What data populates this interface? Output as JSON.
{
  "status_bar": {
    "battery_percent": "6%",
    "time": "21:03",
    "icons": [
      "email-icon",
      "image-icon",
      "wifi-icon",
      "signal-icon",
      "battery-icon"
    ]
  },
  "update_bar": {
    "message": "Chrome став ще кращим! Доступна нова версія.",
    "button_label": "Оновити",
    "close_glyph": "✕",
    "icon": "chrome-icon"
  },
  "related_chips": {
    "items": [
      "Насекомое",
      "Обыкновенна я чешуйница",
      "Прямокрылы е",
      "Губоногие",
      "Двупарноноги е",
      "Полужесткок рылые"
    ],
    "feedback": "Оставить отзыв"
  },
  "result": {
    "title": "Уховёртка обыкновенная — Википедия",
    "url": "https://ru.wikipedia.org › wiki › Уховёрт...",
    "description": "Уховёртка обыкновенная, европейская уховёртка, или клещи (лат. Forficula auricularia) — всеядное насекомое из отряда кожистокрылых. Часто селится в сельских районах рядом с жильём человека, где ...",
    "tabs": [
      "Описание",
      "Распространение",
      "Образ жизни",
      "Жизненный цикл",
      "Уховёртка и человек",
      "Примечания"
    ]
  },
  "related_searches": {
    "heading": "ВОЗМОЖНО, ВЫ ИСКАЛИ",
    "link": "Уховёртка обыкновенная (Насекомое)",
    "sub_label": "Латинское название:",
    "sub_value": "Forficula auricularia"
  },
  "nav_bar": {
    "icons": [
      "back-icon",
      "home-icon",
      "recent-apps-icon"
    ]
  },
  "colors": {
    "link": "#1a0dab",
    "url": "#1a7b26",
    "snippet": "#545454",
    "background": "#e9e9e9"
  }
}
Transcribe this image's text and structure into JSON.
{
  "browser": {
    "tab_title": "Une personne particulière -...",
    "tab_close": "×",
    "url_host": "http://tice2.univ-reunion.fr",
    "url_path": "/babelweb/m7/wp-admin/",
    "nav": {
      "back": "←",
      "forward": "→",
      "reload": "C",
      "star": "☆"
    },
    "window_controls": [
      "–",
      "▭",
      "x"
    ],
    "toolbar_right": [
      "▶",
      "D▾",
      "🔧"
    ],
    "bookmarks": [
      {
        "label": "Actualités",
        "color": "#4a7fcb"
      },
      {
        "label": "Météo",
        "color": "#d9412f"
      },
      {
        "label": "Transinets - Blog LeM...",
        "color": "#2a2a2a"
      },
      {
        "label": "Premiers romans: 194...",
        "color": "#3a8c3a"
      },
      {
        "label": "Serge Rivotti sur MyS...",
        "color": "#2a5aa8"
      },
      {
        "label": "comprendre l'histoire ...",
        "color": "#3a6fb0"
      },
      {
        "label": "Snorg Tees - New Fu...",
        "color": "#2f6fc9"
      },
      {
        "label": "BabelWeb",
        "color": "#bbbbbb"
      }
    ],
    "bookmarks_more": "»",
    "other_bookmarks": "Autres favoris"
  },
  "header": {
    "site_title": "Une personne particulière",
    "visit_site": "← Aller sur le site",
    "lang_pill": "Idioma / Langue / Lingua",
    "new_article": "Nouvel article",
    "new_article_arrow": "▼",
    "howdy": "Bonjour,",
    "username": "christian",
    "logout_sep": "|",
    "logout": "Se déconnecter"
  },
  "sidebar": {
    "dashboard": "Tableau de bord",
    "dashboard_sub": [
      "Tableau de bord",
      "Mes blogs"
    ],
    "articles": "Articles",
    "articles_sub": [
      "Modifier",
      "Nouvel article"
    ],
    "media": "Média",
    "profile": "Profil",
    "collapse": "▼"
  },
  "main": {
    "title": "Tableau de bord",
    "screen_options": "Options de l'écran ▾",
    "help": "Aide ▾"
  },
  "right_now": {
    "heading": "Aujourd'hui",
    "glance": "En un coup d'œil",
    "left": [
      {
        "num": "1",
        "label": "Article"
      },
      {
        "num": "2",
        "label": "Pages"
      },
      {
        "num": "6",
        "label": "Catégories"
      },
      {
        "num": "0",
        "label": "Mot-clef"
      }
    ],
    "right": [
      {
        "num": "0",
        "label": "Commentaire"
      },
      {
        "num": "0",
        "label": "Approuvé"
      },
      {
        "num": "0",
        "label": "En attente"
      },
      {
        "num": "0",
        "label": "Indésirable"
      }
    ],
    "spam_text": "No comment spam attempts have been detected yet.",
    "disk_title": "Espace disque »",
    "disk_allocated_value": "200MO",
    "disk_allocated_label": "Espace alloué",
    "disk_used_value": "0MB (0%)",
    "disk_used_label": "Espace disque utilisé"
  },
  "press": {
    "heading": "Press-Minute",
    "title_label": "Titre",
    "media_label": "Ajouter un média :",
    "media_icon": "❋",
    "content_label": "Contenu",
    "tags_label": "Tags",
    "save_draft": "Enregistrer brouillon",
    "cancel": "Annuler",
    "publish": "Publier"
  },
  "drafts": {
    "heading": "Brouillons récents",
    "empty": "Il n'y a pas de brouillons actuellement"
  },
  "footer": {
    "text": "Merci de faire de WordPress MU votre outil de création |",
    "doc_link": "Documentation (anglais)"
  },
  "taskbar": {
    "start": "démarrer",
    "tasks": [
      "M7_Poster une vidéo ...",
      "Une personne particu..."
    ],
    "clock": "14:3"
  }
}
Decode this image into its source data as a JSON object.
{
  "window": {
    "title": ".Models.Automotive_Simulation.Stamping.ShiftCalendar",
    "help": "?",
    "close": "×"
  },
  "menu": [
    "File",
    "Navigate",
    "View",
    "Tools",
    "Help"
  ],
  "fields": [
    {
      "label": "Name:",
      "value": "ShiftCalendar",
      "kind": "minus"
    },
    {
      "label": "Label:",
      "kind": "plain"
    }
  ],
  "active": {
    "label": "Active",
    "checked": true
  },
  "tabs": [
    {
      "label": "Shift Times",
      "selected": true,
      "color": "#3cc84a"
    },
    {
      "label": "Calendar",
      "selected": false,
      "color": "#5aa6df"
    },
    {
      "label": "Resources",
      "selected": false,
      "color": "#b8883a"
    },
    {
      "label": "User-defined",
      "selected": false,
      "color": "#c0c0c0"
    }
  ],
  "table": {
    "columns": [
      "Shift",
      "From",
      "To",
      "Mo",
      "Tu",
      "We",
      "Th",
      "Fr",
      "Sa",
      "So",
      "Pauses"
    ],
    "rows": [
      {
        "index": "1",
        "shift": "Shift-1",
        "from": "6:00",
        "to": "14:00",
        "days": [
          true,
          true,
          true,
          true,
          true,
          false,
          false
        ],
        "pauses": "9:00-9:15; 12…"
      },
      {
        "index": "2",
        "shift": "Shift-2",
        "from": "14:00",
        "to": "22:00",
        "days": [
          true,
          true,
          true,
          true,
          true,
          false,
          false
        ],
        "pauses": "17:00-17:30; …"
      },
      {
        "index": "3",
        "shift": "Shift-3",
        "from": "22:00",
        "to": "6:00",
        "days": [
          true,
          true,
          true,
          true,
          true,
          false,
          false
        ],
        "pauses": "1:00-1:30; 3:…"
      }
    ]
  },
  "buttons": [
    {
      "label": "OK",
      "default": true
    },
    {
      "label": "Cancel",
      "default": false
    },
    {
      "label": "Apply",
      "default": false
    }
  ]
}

........

*Problem details:* Your task is to print the whole listing again exactly.

*Full output:*
What data populates this interface? Output as JSON.
{
  "status_bar": {
    "battery_percent": "6%",
    "time": "21:03",
    "icons": [
      "email-icon",
      "image-icon",
      "wifi-icon",
      "signal-icon",
      "battery-icon"
    ]
  },
  "update_bar": {
    "message": "Chrome став ще кращим! Доступна нова версія.",
    "button_label": "Оновити",
    "close_glyph": "✕",
    "icon": "chrome-icon"
  },
  "related_chips": {
    "items": [
      "Насекомое",
      "Обыкновенна я чешуйница",
      "Прямокрылы е",
      "Губоногие",
      "Двупарноноги е",
      "Полужесткок рылые"
    ],
    "feedback": "Оставить отзыв"
  },
  "result": {
    "title": "Уховёртка обыкновенная — Википедия",
    "url": "https://ru.wikipedia.org › wiki › Уховёрт...",
    "description": "Уховёртка обыкновенная, европейская уховёртка, или клещи (лат. Forficula auricularia) — всеядное насекомое из отряда кожистокрылых. Часто селится в сельских районах рядом с жильём человека, где ...",
    "tabs": [
      "Описание",
      "Распространение",
      "Образ жизни",
      "Жизненный цикл",
      "Уховёртка и человек",
      "Примечания"
    ]
  },
  "related_searches": {
    "heading": "ВОЗМОЖНО, ВЫ ИСКАЛИ",
    "link": "Уховёртка обыкновенная (Насекомое)",
    "sub_label": "Латинское название:",
    "sub_value": "Forficula auricularia"
  },
  "nav_bar": {
    "icons": [
      "back-icon",
      "home-icon",
      "recent-apps-icon"
    ]
  },
  "colors": {
    "link": "#1a0dab",
    "url": "#1a7b26",
    "snippet": "#545454",
    "background": "#e9e9e9"
  }
}
Transcribe this image's text and structure into JSON.
{
  "browser": {
    "tab_title": "Une personne particulière -...",
    "tab_close": "×",
    "url_host": "http://tice2.univ-reunion.fr",
    "url_path": "/babelweb/m7/wp-admin/",
    "nav": {
      "back": "←",
      "forward": "→",
      "reload": "C",
      "star": "☆"
    },
    "window_controls": [
      "–",
      "▭",
      "x"
    ],
    "toolbar_right": [
      "▶",
      "D▾",
      "🔧"
    ],
    "bookmarks": [
      {
        "label": "Actualités",
        "color": "#4a7fcb"
      },
      {
        "label": "Météo",
        "color": "#d9412f"
      },
      {
        "label": "Transinets - Blog LeM...",
        "color": "#2a2a2a"
      },
      {
        "label": "Premiers romans: 194...",
        "color": "#3a8c3a"
      },
      {
        "label": "Serge Rivotti sur MyS...",
        "color": "#2a5aa8"
      },
      {
        "label": "comprendre l'histoire ...",
        "color": "#3a6fb0"
      },
      {
        "label": "Snorg Tees - New Fu...",
        "color": "#2f6fc9"
      },
      {
        "label": "BabelWeb",
        "color": "#bbbbbb"
      }
    ],
    "bookmarks_more": "»",
    "other_bookmarks": "Autres favoris"
  },
  "header": {
    "site_title": "Une personne particulière",
    "visit_site": "← Aller sur le site",
    "lang_pill": "Idioma / Langue / Lingua",
    "new_article": "Nouvel article",
    "new_article_arrow": "▼",
    "howdy": "Bonjour,",
    "username": "christian",
    "logout_sep": "|",
    "logout": "Se déconnecter"
  },
  "sidebar": {
    "dashboard": "Tableau de bord",
    "dashboard_sub": [
      "Tableau de bord",
      "Mes blogs"
    ],
    "articles": "Articles",
    "articles_sub": [
      "Modifier",
      "Nouvel article"
    ],
    "media": "Média",
    "profile": "Profil",
    "collapse": "▼"
  },
  "main": {
    "title": "Tableau de bord",
    "screen_options": "Options de l'écran ▾",
    "help": "Aide ▾"
  },
  "right_now": {
    "heading": "Aujourd'hui",
    "glance": "En un coup d'œil",
    "left": [
      {
        "num": "1",
        "label": "Article"
      },
      {
        "num": "2",
        "label": "Pages"
      },
      {
        "num": "6",
        "label": "Catégories"
      },
      {
        "num": "0",
        "label": "Mot-clef"
      }
    ],
    "right": [
      {
        "num": "0",
        "label": "Commentaire"
      },
      {
        "num": "0",
        "label": "Approuvé"
      },
      {
        "num": "0",
        "label": "En attente"
      },
      {
        "num": "0",
        "label": "Indésirable"
      }
    ],
    "spam_text": "No comment spam attempts have been detected yet.",
    "disk_title": "Espace disque »",
    "disk_allocated_value": "200MO",
    "disk_allocated_label": "Espace alloué",
    "disk_used_value": "0MB (0%)",
    "disk_used_label": "Espace disque utilisé"
  },
  "press": {
    "heading": "Press-Minute",
    "title_label": "Titre",
    "media_label": "Ajouter un média :",
    "media_icon": "❋",
    "content_label": "Contenu",
    "tags_label": "Tags",
    "save_draft": "Enregistrer brouillon",
    "cancel": "Annuler",
    "publish": "Publier"
  },
  "drafts": {
    "heading": "Brouillons récents",
    "empty": "Il n'y a pas de brouillons actuellement"
  },
  "footer": {
    "text": "Merci de faire de WordPress MU votre outil de création |",
    "doc_link": "Documentation (anglais)"
  },
  "taskbar": {
    "start": "démarrer",
    "tasks": [
      "M7_Poster une vidéo ...",
      "Une personne particu..."
    ],
    "clock": "14:3"
  }
}
Decode this image into its source data as a JSON object.
{
  "window": {
    "title": ".Models.Automotive_Simulation.Stamping.ShiftCalendar",
    "help": "?",
    "close": "×"
  },
  "menu": [
    "File",
    "Navigate",
    "View",
    "Tools",
    "Help"
  ],
  "fields": [
    {
      "label": "Name:",
      "value": "ShiftCalendar",
      "kind": "minus"
    },
    {
      "label": "Label:",
      "kind": "plain"
    }
  ],
  "active": {
    "label": "Active",
    "checked": true
  },
  "tabs": [
    {
      "label": "Shift Times",
      "selected": true,
      "color": "#3cc84a"
    },
    {
      "label": "Calendar",
      "selected": false,
      "color": "#5aa6df"
    },
    {
      "label": "Resources",
      "selected": false,
      "color": "#b8883a"
    },
    {
      "label": "User-defined",
      "selected": false,
      "color": "#c0c0c0"
    }
  ],
  "table": {
    "columns": [
      "Shift",
      "From",
      "To",
      "Mo",
      "Tu",
      "We",
      "Th",
      "Fr",
      "Sa",
      "So",
      "Pauses"
    ],
    "rows": [
      {
        "index": "1",
        "shift": "Shift-1",
        "from": "6:00",
        "to": "14:00",
        "days": [
          true,
          true,
          true,
          true,
          true,
          false,
          false
        ],
        "pauses": "9:00-9:15; 12…"
      },
      {
        "index": "2",
        "shift": "Shift-2",
        "from": "14:00",
        "to": "22:00",
        "days": [
          true,
          true,
          true,
          true,
          true,
          false,
          false
        ],
        "pauses": "17:00-17:30; …"
      },
      {
        "index": "3",
        "shift": "Shift-3",
        "from": "22:00",
        "to": "6:00",
        "days": [
          true,
          true,
          true,
          true,
          true,
          false,
          false
        ],
        "pauses": "1:00-1:30; 3:…"
      }
    ]
  },
  "buttons": [
    {
      "label": "OK",
      "default": true
    },
    {
      "label": "Cancel",
      "default": false
    },
    {
      "label": "Apply",
      "default": false
    }
  ]
}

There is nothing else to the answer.